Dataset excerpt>
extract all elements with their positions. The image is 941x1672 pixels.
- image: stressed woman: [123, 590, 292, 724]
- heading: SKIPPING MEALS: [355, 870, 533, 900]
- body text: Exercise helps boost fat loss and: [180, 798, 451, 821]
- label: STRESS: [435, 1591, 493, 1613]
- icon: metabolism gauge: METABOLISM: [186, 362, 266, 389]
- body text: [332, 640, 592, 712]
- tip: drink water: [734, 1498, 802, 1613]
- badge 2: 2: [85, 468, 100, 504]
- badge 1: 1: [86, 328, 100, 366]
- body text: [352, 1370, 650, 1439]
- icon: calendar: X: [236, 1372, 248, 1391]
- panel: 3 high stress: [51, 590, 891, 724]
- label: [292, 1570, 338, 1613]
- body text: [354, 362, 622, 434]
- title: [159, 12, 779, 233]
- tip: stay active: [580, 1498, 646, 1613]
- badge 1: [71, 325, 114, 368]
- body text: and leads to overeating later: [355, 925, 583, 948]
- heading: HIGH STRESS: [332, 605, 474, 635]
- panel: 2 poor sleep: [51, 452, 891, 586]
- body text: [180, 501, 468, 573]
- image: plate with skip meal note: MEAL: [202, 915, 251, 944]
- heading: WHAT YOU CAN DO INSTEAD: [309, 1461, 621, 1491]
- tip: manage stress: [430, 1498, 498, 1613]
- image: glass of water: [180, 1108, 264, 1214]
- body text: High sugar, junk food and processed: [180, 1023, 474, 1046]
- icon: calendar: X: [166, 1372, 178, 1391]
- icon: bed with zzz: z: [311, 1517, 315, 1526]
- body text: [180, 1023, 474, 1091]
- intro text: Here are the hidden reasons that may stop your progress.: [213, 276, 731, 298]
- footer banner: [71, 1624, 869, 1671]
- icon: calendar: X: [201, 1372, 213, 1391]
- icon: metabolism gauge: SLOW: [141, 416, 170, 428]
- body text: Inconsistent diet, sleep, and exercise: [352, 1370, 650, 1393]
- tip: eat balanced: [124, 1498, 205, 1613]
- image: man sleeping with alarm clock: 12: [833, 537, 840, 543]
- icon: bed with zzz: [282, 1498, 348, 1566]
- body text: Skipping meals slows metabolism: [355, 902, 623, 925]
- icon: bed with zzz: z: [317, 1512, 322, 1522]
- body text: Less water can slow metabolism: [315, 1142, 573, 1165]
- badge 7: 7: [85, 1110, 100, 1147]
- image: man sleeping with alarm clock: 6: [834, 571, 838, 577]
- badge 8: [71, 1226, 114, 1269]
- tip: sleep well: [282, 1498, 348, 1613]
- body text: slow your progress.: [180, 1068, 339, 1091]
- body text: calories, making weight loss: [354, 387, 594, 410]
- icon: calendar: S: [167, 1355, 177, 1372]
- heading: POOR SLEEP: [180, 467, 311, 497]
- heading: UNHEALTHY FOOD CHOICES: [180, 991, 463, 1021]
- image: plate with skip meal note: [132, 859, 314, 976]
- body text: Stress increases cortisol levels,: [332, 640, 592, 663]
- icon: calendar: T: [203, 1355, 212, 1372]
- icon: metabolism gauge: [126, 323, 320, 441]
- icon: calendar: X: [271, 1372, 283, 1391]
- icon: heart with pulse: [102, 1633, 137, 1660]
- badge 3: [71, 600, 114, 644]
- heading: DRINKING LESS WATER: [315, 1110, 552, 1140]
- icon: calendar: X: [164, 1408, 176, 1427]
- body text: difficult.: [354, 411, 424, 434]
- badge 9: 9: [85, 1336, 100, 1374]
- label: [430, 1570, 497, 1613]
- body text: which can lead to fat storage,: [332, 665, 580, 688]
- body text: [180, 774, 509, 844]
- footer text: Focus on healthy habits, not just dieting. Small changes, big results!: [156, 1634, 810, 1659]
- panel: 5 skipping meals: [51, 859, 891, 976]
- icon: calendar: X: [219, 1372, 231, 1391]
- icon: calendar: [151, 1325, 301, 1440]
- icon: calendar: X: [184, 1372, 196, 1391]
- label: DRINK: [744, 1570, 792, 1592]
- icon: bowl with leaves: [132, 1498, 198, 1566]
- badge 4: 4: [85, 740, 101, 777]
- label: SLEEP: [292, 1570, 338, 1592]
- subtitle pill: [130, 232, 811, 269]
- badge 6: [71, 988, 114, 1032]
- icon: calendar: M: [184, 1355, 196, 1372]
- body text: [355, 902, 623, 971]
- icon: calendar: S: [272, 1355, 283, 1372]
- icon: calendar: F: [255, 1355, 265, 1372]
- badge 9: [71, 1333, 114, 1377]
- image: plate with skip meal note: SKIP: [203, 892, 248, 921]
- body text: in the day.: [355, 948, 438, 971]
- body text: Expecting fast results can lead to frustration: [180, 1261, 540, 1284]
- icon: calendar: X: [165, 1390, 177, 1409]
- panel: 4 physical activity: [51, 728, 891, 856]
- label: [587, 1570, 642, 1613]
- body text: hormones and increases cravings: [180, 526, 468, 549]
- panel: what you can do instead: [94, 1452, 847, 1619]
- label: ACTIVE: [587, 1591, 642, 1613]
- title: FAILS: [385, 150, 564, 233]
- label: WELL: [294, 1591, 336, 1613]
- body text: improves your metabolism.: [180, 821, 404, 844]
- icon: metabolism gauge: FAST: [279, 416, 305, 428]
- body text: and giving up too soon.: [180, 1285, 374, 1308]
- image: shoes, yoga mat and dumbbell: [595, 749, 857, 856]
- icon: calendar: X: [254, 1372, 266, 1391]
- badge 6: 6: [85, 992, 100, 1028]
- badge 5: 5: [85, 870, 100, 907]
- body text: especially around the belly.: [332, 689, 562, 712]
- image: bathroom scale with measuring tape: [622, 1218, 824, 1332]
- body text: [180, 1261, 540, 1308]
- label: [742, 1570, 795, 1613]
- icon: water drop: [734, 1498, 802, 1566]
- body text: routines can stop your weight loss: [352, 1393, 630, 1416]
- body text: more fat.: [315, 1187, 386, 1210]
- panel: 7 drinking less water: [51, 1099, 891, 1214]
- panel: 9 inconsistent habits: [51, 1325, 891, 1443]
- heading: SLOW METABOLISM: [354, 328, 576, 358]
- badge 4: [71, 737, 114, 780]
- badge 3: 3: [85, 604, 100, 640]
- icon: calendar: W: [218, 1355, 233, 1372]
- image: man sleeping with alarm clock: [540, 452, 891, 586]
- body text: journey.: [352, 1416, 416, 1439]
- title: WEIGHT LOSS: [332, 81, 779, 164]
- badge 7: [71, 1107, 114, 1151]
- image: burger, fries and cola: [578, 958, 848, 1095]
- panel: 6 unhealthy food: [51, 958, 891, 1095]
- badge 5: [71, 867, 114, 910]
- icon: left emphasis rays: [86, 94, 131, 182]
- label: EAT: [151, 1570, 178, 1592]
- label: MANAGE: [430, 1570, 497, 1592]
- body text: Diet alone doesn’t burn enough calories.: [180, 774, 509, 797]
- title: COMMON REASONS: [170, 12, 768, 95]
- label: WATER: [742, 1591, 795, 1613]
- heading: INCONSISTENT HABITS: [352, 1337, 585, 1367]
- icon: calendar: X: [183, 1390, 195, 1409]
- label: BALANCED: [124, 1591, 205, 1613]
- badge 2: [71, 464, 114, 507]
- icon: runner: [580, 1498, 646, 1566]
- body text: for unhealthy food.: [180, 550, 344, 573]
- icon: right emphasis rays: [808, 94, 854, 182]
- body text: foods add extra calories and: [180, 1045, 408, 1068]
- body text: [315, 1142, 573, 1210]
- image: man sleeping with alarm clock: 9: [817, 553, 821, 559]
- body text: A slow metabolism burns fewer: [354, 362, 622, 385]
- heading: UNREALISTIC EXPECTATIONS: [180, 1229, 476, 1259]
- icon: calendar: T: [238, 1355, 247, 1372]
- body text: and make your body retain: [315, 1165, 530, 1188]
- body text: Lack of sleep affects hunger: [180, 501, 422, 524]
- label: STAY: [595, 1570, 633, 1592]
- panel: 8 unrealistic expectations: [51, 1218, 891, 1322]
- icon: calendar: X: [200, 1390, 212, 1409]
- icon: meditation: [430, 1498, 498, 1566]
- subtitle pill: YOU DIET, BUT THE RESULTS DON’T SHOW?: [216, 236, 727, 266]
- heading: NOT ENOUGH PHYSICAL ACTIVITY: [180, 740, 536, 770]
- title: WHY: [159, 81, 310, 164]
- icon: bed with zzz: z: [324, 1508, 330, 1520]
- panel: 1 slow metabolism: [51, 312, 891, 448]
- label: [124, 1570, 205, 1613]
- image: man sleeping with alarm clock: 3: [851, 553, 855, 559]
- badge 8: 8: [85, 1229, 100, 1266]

WORK INSTRUCTIONS> Please swap "heading" for "header" in the lines that run from the first one through the line containing "- label: STRESS: [435, 1591, 493, 1613]", both ends included. Give only those lines, with everything else unchanged.

EXPECTED OUTPUT>
extract all elements with their positions. The image is 941x1672 pixels.
- image: stressed woman: [123, 590, 292, 724]
- header: SKIPPING MEALS: [355, 870, 533, 900]
- body text: Exercise helps boost fat loss and: [180, 798, 451, 821]
- label: STRESS: [435, 1591, 493, 1613]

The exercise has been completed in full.